| Prompt |
Where does the string "chômage" appear in the records? Copy every line that contains it.

Records from a collection:
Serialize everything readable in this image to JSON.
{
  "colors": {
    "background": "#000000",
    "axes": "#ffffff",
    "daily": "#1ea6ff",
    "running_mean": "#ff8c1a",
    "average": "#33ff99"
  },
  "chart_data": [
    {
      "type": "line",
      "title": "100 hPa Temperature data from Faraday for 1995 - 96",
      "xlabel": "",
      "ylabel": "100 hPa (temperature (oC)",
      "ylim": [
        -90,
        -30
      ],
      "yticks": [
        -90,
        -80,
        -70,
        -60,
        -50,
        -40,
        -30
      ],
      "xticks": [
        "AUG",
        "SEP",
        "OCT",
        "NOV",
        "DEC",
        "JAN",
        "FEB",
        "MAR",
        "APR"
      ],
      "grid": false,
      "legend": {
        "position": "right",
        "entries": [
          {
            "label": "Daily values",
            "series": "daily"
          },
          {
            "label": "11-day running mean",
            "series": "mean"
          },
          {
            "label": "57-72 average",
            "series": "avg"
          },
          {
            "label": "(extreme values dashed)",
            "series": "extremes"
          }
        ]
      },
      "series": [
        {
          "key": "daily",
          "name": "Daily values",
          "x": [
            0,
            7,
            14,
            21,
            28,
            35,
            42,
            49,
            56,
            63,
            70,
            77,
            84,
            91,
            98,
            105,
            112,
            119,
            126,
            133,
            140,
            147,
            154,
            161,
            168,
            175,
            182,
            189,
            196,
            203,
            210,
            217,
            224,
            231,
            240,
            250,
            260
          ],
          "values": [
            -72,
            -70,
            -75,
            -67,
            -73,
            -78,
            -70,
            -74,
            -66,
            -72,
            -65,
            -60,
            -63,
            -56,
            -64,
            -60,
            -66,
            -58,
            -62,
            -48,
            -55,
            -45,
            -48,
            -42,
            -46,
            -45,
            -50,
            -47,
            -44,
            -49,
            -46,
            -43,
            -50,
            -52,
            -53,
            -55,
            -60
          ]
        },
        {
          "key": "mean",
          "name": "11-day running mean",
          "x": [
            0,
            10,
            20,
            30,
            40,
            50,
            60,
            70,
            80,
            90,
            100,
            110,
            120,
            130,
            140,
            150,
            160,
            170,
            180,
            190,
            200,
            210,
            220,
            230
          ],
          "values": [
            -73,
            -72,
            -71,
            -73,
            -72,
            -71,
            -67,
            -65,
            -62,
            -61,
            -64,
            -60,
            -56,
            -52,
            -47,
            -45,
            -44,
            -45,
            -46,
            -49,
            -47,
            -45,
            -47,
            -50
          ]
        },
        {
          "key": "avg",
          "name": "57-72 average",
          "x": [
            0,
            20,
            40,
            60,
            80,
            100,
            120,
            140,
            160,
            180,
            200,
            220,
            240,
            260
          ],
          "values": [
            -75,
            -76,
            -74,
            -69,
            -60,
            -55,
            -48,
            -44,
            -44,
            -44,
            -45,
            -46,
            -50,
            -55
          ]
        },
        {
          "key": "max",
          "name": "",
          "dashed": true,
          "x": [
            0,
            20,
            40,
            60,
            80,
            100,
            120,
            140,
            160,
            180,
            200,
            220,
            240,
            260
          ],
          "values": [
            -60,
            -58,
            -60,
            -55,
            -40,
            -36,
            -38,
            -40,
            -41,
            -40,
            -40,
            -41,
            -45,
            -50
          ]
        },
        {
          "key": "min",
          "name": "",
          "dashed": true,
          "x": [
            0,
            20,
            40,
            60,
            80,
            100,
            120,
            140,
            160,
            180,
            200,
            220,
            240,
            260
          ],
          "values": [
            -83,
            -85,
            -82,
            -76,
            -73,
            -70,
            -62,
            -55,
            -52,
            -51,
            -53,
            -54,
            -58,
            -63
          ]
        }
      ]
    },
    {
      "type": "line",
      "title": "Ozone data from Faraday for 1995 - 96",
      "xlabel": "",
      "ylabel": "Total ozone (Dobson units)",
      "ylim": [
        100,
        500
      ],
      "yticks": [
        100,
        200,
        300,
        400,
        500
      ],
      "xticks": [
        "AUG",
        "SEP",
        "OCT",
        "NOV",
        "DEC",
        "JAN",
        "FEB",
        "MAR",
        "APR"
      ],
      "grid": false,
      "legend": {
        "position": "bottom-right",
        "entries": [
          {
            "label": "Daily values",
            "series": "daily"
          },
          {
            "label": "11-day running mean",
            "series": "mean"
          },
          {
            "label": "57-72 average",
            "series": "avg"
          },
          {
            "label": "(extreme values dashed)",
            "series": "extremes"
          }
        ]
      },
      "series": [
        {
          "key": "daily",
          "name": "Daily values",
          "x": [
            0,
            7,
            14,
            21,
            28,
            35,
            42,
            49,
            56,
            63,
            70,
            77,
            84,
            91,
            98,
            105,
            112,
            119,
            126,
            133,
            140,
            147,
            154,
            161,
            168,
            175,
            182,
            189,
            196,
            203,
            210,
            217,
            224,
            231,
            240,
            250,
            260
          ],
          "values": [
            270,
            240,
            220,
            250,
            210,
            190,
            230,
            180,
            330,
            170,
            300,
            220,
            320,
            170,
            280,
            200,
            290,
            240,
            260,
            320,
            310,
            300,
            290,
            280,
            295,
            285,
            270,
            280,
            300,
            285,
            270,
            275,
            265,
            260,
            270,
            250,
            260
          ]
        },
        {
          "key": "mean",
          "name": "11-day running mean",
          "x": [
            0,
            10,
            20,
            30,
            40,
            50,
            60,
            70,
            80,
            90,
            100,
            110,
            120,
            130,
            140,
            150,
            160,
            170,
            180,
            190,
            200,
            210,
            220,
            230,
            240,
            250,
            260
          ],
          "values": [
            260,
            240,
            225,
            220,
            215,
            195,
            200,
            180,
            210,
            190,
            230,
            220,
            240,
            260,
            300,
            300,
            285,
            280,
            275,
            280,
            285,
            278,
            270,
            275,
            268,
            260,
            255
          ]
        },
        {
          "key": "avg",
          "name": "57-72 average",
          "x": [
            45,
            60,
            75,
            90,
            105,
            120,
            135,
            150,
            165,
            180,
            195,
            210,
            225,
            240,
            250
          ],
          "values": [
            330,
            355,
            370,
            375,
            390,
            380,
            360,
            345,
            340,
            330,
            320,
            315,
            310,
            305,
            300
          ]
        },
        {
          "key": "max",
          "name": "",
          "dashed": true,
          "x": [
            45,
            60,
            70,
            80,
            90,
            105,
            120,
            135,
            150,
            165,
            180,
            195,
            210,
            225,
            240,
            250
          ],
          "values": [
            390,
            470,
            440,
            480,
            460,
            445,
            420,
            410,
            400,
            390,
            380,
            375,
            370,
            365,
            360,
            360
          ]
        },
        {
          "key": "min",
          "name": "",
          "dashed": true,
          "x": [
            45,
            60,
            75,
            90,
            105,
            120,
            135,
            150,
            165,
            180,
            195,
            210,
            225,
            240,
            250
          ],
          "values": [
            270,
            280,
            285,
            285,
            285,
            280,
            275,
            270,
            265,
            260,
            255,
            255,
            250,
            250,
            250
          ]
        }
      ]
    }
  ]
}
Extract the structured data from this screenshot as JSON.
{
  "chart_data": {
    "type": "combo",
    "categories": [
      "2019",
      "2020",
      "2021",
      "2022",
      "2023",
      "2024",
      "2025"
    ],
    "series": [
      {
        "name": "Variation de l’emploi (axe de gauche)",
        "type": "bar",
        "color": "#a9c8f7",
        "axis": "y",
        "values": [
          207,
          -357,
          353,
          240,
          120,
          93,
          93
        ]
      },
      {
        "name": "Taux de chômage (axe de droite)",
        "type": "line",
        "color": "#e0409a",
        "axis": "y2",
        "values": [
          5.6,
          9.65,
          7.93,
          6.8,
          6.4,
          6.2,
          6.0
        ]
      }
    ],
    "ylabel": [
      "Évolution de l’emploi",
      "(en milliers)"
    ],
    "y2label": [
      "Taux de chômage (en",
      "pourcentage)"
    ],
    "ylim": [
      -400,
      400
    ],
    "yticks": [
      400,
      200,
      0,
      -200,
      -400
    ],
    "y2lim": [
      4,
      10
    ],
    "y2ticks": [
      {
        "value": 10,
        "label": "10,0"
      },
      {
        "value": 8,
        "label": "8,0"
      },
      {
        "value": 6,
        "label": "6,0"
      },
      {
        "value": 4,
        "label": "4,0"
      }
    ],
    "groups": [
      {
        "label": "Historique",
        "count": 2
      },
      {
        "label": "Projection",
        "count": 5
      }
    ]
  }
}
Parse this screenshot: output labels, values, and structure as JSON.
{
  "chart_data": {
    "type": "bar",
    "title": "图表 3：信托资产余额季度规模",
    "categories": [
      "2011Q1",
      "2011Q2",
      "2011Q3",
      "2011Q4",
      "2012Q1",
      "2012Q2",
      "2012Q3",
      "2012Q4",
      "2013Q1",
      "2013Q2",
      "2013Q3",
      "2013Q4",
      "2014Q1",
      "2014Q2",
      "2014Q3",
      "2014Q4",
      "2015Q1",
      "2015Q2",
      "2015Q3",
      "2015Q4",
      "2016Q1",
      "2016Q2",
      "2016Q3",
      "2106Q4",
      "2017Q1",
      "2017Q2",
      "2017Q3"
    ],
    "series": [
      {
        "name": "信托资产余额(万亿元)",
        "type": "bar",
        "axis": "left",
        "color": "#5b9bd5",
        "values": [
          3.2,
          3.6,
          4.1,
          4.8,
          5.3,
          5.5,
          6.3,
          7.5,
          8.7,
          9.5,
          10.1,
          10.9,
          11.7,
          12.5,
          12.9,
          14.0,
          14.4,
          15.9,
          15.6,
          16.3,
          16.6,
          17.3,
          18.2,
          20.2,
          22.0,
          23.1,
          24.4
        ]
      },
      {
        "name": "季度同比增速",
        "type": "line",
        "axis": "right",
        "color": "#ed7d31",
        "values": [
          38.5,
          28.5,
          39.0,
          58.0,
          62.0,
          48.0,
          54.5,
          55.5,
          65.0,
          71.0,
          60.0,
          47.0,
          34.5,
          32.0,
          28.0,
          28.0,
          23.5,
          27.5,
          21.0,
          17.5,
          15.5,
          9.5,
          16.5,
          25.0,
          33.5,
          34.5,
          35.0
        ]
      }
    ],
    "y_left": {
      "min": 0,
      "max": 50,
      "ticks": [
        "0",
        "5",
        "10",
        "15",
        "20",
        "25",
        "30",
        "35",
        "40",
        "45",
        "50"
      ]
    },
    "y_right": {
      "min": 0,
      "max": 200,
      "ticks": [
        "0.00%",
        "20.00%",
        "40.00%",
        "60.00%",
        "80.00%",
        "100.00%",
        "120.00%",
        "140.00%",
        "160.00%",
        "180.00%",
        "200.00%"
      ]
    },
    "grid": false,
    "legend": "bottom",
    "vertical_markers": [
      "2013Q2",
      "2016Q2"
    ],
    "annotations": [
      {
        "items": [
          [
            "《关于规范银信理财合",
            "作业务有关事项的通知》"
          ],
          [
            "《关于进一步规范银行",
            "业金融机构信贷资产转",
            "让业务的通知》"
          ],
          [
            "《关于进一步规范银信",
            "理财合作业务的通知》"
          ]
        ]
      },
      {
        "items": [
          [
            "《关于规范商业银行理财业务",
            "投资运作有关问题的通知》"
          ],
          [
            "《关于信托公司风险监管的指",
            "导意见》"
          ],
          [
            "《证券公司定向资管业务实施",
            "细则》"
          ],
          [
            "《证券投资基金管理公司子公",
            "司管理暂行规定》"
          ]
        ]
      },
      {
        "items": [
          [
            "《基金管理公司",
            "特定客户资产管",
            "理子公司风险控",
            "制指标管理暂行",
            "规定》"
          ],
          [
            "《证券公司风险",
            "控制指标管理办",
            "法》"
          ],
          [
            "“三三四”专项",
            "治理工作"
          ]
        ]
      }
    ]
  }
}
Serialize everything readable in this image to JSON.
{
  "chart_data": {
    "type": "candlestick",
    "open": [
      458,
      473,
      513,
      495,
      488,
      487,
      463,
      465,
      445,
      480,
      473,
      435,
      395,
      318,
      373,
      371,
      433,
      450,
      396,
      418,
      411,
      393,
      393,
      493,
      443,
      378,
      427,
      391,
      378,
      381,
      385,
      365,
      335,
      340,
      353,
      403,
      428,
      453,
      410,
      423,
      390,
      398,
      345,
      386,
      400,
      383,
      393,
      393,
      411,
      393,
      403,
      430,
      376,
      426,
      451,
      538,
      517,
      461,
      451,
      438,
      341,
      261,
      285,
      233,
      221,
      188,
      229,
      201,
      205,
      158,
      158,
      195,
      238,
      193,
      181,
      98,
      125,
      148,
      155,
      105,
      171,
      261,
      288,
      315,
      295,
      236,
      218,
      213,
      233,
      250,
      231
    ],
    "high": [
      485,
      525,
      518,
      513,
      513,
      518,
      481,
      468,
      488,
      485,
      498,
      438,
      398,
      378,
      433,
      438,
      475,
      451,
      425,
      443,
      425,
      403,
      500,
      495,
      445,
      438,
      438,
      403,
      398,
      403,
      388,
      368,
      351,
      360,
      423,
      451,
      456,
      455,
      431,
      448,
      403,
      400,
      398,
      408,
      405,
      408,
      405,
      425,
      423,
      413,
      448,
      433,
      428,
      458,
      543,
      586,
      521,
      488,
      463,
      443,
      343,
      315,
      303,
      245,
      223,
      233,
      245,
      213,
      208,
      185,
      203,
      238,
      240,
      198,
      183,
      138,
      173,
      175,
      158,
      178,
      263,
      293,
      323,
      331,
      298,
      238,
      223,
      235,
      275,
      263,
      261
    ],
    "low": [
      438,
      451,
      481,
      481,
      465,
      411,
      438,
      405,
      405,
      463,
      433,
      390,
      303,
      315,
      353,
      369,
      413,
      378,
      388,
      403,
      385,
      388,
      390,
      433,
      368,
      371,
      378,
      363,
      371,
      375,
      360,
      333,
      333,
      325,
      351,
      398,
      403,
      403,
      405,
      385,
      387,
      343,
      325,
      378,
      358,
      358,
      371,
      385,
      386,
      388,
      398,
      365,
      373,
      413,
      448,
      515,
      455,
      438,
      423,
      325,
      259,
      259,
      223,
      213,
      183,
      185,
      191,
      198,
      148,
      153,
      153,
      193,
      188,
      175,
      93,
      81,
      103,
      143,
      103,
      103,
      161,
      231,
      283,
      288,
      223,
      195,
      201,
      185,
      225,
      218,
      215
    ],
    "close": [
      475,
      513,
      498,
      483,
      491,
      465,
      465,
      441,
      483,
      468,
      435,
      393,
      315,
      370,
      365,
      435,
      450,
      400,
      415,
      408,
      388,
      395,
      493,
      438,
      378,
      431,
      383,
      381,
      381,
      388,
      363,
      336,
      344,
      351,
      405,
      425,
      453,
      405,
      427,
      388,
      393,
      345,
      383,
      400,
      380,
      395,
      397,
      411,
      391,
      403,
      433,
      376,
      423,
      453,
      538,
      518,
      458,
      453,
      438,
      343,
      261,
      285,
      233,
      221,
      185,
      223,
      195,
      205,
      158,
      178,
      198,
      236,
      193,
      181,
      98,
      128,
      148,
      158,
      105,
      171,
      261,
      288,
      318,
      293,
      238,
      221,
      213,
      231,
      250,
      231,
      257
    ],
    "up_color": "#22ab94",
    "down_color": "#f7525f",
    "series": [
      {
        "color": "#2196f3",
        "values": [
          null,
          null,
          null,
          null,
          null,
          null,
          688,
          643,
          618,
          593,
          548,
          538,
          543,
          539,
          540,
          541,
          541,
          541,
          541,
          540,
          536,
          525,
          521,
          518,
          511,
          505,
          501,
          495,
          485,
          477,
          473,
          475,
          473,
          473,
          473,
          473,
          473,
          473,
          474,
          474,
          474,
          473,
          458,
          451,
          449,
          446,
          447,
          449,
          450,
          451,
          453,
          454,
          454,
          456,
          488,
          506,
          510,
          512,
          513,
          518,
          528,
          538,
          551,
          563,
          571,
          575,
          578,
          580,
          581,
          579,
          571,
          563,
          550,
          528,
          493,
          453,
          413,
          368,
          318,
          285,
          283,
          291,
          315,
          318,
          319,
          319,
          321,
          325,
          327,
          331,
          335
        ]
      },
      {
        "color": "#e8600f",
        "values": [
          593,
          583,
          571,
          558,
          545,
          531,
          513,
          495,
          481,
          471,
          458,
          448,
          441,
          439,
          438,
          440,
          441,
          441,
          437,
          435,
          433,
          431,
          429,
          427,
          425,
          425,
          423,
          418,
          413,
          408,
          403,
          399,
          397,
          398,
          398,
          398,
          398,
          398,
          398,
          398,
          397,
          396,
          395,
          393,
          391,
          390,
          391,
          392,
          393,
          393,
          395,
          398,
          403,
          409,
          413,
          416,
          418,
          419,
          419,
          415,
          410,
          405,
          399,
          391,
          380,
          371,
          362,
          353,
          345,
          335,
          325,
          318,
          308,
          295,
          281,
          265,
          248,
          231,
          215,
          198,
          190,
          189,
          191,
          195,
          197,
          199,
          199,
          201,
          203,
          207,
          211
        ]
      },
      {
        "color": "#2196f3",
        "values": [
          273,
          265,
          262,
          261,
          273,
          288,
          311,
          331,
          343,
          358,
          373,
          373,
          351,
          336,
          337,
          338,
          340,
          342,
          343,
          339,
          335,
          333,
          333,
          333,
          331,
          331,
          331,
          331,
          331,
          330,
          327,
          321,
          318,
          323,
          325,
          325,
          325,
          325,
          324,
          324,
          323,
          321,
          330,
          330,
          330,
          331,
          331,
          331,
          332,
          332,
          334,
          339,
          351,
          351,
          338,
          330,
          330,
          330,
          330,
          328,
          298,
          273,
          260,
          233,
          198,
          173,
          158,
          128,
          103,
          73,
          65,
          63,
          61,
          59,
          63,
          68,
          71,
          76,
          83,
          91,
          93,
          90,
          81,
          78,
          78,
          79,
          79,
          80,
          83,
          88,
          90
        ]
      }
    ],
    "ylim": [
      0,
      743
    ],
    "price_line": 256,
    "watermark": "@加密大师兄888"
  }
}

| Solution |
        "name": "Taux de chômage (axe de droite)",
      "Taux de chômage (en",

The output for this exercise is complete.